WRITTEN INSTRUCTION
Take every line from the listing below that includes "name" and copy it.

DATA EXTRACT
--- --- ---

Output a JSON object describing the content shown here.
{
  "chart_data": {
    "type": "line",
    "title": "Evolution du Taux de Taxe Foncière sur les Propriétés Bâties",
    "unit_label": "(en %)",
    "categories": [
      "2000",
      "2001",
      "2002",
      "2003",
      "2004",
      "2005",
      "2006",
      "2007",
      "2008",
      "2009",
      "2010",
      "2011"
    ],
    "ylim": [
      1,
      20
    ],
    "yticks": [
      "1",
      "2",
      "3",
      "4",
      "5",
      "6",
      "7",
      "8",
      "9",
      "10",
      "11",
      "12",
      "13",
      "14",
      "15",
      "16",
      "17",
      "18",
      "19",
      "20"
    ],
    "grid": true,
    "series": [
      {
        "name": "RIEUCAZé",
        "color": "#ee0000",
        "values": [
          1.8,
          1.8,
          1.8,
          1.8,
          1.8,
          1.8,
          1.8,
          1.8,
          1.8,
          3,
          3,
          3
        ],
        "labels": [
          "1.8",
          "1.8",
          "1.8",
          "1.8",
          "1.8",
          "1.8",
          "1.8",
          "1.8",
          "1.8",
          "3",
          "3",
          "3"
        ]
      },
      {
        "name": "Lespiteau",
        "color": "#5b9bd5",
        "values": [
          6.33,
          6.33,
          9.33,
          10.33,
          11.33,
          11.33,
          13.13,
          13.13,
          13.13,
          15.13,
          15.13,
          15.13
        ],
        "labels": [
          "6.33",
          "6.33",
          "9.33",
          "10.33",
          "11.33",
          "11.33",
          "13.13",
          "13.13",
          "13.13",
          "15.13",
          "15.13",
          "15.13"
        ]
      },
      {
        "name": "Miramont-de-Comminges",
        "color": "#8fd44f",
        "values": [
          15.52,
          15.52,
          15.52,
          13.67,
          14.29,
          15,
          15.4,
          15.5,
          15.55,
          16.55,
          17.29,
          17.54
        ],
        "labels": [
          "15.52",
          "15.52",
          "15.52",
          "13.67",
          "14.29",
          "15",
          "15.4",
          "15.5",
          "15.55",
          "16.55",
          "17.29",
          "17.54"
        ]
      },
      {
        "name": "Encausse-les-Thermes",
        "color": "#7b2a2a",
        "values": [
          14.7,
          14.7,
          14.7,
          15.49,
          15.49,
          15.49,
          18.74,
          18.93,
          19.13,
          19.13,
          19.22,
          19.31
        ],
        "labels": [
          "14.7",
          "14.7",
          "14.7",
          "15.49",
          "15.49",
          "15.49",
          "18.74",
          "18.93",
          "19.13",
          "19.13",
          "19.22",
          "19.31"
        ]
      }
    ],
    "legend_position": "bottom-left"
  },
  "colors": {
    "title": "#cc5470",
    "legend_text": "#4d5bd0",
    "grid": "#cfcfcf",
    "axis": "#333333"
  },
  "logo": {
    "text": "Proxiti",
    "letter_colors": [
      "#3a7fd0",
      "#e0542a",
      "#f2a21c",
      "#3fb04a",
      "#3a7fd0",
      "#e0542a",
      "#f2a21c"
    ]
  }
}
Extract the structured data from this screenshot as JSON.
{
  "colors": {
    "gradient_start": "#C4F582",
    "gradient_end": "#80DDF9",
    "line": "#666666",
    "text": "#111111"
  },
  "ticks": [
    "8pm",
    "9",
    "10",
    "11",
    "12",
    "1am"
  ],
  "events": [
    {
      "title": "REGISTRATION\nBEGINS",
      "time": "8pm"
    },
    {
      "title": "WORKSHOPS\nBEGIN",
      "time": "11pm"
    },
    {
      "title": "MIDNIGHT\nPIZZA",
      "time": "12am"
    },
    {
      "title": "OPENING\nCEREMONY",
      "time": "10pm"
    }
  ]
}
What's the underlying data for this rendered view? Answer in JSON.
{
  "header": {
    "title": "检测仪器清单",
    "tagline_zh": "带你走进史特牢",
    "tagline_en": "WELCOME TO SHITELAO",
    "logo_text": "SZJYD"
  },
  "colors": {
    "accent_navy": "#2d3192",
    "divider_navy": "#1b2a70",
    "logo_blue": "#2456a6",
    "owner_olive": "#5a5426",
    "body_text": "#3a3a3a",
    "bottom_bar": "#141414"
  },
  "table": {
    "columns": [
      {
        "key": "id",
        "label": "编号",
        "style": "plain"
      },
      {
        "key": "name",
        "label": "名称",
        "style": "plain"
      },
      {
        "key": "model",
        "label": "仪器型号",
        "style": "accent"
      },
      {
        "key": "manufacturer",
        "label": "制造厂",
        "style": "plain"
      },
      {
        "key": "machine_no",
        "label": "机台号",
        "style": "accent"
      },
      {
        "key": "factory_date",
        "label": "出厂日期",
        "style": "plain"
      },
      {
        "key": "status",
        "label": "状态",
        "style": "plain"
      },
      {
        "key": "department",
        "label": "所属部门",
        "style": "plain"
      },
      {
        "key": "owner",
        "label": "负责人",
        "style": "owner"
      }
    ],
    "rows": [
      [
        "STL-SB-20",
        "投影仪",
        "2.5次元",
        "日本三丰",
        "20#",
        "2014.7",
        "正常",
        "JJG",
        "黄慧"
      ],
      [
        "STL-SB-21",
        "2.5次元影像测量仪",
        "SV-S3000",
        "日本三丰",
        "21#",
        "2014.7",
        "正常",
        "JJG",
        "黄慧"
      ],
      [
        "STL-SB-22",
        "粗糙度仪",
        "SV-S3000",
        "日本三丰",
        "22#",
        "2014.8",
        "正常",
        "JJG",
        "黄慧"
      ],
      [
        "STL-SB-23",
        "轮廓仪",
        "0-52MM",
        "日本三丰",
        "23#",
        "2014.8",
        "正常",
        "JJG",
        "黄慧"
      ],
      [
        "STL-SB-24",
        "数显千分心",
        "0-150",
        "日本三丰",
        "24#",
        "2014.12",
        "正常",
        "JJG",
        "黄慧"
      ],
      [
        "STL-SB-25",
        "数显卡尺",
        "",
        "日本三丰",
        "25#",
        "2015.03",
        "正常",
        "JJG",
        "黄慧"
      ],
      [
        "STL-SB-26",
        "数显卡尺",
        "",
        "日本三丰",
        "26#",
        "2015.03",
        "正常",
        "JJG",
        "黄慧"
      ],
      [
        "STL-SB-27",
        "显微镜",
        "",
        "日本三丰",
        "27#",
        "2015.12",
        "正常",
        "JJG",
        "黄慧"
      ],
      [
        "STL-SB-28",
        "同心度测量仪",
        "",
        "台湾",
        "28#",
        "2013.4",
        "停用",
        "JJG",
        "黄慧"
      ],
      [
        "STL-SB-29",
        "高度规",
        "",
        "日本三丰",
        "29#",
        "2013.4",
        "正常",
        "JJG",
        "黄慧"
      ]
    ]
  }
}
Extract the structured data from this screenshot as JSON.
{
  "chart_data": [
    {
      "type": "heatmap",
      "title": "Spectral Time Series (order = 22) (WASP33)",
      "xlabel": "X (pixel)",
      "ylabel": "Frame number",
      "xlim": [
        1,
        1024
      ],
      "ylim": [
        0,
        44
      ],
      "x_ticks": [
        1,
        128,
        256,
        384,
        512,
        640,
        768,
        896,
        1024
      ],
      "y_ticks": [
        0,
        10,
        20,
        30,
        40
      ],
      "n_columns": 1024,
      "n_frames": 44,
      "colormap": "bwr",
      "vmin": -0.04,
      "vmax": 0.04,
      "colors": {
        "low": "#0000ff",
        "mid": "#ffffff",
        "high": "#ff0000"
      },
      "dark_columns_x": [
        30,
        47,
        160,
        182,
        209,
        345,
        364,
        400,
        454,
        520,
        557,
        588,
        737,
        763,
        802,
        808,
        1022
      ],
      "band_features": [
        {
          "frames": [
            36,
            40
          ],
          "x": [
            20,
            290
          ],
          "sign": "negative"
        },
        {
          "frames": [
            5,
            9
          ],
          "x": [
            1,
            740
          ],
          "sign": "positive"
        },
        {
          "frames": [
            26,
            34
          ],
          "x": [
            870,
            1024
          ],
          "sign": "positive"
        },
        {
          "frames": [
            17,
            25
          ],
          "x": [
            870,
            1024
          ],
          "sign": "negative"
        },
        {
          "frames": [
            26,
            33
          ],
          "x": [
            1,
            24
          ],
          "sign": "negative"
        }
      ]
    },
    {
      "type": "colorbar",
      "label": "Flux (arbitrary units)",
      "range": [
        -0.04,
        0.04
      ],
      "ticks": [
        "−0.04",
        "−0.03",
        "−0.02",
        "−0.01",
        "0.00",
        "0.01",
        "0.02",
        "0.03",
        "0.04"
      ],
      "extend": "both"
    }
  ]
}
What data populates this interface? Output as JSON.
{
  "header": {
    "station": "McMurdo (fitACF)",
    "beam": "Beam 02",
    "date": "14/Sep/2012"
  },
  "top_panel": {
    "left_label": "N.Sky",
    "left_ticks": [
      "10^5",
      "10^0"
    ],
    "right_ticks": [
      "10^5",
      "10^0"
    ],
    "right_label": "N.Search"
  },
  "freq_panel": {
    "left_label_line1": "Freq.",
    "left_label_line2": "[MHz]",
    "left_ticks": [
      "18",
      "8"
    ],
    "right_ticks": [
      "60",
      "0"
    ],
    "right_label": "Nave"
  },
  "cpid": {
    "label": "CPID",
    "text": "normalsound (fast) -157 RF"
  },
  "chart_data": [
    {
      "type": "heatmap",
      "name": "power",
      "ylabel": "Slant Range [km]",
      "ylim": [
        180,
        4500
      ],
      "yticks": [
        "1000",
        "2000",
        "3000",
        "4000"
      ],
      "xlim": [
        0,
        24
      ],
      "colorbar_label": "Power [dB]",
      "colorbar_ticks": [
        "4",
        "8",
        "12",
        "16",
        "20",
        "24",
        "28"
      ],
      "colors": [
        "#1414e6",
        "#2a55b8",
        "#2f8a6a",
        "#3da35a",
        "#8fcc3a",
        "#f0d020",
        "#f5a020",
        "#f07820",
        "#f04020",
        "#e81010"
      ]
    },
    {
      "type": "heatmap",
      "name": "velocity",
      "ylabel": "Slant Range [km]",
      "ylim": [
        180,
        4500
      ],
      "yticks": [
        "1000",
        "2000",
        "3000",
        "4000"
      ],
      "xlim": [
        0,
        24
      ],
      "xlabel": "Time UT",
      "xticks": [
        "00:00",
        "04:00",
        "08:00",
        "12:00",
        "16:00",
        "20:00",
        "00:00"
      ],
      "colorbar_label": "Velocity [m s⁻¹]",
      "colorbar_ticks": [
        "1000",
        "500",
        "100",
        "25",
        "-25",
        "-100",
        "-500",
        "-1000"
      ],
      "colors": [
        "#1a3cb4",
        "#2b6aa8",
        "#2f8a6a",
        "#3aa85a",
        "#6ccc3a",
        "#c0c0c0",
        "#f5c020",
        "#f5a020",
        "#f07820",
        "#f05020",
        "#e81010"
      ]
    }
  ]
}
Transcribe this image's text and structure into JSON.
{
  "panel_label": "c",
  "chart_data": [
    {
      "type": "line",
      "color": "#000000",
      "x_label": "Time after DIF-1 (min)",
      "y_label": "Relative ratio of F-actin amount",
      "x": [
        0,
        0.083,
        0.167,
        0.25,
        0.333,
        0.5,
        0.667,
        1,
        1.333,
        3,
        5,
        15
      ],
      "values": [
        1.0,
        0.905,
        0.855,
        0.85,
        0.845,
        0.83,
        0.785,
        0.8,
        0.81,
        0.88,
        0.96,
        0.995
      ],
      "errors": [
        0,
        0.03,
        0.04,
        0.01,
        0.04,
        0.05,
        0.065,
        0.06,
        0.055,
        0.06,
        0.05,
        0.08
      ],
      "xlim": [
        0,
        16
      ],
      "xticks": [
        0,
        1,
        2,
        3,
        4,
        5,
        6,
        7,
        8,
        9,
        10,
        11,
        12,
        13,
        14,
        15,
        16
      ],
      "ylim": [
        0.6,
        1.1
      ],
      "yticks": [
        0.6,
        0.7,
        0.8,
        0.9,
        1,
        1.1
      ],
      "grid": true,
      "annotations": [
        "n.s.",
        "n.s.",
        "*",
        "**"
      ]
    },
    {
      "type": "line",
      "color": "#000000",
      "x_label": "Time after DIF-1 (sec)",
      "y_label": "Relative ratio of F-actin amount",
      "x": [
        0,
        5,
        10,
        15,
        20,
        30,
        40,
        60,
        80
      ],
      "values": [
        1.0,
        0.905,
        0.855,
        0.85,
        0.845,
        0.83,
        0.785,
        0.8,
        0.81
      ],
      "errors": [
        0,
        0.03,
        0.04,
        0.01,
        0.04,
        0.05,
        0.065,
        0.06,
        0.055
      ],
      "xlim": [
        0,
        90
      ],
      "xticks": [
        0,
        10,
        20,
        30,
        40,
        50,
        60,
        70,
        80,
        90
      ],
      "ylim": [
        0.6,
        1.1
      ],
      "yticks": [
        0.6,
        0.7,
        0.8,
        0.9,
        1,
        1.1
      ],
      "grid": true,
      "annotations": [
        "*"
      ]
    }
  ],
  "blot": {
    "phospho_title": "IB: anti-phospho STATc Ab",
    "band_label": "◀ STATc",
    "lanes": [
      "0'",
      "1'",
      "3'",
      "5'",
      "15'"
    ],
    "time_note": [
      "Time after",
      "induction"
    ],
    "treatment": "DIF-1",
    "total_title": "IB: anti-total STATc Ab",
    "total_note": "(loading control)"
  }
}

--- --- ---

COMPLETE ANSWER
        "name": "RIEUCAZé",
        "name": "Lespiteau",
        "name": "Miramont-de-Comminges",
        "name": "Encausse-les-Thermes",
        "key": "name",
      "name": "power",
      "name": "velocity",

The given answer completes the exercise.